The problem.
Rewrite the lines from the start of the records through the line containing "print-icon: [403, 66, 419, 77]" as a Markdown table with the columns Row and Text, numbering each line in Row and leaving out blank lines.

start Rows

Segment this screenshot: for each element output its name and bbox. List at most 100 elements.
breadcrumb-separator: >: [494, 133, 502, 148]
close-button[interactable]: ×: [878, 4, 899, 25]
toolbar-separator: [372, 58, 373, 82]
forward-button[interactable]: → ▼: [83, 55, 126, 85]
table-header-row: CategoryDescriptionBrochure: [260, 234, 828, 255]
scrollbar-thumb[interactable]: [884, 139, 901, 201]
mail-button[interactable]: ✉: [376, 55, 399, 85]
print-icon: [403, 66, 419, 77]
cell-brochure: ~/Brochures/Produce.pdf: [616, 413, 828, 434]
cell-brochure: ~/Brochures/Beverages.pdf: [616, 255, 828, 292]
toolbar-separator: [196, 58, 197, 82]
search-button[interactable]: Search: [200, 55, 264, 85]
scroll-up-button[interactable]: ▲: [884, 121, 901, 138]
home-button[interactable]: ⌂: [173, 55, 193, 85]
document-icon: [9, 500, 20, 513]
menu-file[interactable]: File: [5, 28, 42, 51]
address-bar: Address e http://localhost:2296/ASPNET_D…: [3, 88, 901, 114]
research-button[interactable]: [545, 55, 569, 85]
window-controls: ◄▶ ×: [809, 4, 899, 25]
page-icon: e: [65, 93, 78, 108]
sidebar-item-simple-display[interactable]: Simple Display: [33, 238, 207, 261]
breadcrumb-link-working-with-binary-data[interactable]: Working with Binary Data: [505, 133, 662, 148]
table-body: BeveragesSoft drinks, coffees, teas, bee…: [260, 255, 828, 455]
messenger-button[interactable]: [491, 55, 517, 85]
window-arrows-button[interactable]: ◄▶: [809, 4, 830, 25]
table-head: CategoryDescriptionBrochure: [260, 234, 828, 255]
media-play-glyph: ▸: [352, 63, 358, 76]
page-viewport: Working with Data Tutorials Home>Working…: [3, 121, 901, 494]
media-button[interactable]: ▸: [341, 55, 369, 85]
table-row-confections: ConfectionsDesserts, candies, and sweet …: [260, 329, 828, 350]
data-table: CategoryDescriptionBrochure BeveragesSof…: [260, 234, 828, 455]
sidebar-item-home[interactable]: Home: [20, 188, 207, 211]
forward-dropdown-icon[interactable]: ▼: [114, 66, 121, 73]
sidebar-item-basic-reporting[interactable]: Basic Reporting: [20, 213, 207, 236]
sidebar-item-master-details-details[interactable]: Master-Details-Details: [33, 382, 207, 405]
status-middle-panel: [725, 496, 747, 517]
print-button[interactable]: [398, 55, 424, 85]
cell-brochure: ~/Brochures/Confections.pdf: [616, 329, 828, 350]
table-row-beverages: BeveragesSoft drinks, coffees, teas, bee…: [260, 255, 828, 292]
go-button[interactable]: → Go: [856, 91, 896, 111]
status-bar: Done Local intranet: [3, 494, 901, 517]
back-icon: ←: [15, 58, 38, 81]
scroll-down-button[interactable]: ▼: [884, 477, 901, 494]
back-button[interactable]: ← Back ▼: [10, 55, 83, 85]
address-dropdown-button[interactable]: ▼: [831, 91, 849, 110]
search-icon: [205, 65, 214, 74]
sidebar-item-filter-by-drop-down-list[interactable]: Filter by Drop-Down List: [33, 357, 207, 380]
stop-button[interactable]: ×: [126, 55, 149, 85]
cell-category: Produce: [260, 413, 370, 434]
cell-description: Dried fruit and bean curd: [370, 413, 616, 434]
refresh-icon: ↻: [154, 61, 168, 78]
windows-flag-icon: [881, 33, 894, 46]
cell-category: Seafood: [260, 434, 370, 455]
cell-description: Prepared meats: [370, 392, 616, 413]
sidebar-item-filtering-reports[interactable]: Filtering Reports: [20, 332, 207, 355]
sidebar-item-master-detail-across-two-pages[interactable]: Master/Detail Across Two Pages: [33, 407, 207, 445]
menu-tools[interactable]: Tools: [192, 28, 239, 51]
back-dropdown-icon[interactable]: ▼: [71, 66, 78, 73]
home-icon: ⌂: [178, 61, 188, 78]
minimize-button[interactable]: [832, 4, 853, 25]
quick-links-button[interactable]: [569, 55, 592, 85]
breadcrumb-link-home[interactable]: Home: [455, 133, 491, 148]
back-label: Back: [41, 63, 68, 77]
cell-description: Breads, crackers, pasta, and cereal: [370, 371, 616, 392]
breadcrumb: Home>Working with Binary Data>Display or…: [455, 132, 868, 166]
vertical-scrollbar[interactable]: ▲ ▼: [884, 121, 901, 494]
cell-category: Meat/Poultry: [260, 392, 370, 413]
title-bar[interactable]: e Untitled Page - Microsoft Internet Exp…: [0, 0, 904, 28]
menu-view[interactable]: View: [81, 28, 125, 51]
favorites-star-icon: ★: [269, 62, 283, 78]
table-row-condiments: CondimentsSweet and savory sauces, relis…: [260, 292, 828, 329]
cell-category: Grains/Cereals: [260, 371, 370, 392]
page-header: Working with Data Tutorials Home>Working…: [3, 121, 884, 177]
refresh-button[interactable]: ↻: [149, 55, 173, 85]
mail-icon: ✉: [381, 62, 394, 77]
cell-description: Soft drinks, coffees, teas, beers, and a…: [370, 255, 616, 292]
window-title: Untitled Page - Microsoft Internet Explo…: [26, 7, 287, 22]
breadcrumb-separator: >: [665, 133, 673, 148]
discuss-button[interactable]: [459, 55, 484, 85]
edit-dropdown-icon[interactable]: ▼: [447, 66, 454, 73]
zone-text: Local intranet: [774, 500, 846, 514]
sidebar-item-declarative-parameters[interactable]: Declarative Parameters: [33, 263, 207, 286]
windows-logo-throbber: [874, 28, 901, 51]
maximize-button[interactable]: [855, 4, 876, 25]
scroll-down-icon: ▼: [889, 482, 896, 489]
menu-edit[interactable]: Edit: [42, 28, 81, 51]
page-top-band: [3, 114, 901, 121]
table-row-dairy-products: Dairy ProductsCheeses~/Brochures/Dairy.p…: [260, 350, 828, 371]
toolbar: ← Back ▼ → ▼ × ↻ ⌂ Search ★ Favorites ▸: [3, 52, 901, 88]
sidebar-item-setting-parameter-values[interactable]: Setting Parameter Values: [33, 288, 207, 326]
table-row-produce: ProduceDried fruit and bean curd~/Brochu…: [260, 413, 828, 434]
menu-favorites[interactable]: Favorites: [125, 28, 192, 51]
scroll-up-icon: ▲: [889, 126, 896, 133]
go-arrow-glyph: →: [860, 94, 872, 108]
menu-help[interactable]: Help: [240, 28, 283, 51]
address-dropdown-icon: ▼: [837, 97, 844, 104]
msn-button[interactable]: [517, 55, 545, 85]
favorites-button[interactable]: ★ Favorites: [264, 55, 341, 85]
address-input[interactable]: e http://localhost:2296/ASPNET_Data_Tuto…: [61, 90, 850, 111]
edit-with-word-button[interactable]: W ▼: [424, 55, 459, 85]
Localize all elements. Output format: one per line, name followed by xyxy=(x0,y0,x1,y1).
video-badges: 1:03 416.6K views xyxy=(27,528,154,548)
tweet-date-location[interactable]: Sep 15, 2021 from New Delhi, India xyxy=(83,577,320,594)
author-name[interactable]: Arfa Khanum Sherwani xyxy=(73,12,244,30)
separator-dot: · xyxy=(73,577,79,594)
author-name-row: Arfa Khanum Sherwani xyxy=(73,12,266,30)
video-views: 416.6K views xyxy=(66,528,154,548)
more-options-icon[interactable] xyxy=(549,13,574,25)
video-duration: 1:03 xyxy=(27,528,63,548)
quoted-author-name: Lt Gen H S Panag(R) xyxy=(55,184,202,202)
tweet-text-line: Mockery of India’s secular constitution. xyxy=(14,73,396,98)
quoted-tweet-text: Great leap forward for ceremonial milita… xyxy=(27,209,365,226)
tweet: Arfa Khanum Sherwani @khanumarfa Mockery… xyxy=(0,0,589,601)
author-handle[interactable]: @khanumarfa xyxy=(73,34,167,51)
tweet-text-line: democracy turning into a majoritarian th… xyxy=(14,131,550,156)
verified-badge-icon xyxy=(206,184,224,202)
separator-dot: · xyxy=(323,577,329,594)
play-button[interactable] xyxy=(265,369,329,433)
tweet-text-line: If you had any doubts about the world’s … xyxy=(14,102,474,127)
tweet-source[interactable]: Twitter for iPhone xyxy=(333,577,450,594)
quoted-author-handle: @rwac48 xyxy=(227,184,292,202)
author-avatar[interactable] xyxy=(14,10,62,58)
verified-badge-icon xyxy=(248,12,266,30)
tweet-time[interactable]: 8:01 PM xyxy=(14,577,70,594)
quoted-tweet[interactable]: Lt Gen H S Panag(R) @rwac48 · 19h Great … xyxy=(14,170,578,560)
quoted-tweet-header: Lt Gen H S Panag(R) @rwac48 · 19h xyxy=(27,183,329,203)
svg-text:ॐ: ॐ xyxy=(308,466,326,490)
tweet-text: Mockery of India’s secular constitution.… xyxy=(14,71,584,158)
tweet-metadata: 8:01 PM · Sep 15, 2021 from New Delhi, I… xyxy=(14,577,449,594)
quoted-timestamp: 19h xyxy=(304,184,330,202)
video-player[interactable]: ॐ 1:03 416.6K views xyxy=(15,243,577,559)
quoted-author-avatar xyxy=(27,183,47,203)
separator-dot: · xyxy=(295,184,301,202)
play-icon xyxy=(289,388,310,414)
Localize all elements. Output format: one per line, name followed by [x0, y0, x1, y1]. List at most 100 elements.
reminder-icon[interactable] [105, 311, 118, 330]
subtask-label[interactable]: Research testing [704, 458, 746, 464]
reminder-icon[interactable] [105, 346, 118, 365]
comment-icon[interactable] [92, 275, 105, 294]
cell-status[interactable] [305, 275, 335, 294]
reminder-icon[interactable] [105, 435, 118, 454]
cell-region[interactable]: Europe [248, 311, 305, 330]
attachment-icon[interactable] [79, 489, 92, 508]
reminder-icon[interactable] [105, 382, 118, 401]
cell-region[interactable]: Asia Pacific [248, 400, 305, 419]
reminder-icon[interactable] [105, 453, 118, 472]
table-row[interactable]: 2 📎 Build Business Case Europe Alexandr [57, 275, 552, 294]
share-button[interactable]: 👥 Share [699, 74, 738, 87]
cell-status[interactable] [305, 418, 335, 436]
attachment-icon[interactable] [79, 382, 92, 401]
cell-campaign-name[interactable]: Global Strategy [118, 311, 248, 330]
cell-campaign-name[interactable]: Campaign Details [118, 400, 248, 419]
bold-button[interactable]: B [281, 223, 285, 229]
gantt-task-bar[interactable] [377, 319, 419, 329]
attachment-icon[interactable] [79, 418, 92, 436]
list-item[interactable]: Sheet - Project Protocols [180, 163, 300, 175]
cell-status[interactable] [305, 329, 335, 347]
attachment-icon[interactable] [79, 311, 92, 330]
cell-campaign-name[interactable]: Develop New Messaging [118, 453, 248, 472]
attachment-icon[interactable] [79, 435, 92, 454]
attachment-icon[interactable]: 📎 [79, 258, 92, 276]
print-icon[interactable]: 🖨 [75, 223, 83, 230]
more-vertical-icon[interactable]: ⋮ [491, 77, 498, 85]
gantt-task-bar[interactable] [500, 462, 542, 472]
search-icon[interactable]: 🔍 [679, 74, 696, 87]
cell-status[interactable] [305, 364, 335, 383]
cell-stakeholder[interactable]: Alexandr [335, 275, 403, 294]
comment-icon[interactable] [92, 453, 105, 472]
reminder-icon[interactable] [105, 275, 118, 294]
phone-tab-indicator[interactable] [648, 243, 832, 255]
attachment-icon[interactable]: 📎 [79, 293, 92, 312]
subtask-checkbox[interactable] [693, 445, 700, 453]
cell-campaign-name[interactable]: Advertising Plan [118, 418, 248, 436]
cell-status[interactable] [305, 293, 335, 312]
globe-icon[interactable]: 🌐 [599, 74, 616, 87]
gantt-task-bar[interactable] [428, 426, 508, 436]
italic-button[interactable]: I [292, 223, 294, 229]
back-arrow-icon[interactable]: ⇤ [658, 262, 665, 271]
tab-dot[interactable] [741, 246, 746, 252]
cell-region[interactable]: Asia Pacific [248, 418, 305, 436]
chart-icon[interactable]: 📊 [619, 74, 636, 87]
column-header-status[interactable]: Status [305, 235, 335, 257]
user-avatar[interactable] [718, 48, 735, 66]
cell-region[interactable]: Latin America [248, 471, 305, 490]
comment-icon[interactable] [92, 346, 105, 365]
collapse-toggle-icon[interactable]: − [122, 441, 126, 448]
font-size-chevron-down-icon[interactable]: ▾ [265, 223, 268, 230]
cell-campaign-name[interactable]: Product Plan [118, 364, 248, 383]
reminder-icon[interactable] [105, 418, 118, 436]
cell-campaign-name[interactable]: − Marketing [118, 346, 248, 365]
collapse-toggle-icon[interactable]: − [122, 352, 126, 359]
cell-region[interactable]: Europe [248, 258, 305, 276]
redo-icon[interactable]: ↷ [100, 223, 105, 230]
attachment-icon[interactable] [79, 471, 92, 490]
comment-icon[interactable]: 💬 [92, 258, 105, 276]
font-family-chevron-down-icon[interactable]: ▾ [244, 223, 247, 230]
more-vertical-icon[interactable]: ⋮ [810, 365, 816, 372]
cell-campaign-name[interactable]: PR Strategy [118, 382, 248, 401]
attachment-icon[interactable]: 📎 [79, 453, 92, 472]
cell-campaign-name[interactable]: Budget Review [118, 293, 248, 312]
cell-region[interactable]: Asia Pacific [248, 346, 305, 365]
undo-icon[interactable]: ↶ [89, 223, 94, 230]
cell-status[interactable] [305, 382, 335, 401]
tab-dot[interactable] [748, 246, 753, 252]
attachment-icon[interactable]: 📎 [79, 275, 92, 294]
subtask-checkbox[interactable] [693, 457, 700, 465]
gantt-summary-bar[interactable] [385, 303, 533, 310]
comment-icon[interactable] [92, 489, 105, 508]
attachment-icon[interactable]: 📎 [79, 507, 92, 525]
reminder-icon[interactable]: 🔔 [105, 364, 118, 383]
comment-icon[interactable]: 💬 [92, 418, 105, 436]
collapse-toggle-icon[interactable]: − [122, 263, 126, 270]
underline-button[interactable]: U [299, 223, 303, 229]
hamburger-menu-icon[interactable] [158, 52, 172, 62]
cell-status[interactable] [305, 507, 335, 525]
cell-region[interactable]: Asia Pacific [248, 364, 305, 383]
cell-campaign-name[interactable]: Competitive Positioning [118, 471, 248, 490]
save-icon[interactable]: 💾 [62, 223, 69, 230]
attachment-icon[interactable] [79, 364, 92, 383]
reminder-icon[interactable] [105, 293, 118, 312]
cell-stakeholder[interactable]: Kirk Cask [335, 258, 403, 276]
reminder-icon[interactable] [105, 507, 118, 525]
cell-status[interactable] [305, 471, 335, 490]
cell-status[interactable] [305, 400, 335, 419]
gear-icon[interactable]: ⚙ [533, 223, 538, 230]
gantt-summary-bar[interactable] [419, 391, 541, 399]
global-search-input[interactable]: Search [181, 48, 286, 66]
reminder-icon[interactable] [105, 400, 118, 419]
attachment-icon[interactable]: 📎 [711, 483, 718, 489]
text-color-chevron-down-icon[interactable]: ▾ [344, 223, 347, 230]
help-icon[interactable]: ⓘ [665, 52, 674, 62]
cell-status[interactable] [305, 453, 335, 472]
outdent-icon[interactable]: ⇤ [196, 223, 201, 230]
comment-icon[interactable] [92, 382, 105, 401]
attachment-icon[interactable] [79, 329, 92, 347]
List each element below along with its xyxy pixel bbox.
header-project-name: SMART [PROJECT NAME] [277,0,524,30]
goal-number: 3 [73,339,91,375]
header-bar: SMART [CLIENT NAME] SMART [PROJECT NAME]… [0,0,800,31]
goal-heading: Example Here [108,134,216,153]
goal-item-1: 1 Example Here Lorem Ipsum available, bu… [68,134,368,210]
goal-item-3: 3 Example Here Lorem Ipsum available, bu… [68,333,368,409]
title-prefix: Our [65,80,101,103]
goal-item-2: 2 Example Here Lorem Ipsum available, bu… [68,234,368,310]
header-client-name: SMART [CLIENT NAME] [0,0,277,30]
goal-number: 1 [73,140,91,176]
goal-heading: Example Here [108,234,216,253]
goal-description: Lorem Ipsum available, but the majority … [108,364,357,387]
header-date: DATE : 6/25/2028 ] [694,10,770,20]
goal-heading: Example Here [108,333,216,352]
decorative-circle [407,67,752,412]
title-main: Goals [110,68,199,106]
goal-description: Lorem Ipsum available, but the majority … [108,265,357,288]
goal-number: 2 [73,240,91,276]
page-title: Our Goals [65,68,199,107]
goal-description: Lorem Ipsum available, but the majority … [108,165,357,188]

end Rows

Correct output.
| Row | Text |
|---|---|
| 1 | Segment this screenshot: for each element output its name and bbox. List at most 100 elements. |
| 2 | breadcrumb-separator: >: [494, 133, 502, 148] |
| 3 | close-button[interactable]: ×: [878, 4, 899, 25] |
| 4 | toolbar-separator: [372, 58, 373, 82] |
| 5 | forward-button[interactable]: → ▼: [83, 55, 126, 85] |
| 6 | table-header-row: CategoryDescriptionBrochure: [260, 234, 828, 255] |
| 7 | scrollbar-thumb[interactable]: [884, 139, 901, 201] |
| 8 | mail-button[interactable]: ✉: [376, 55, 399, 85] |
| 9 | print-icon: [403, 66, 419, 77] |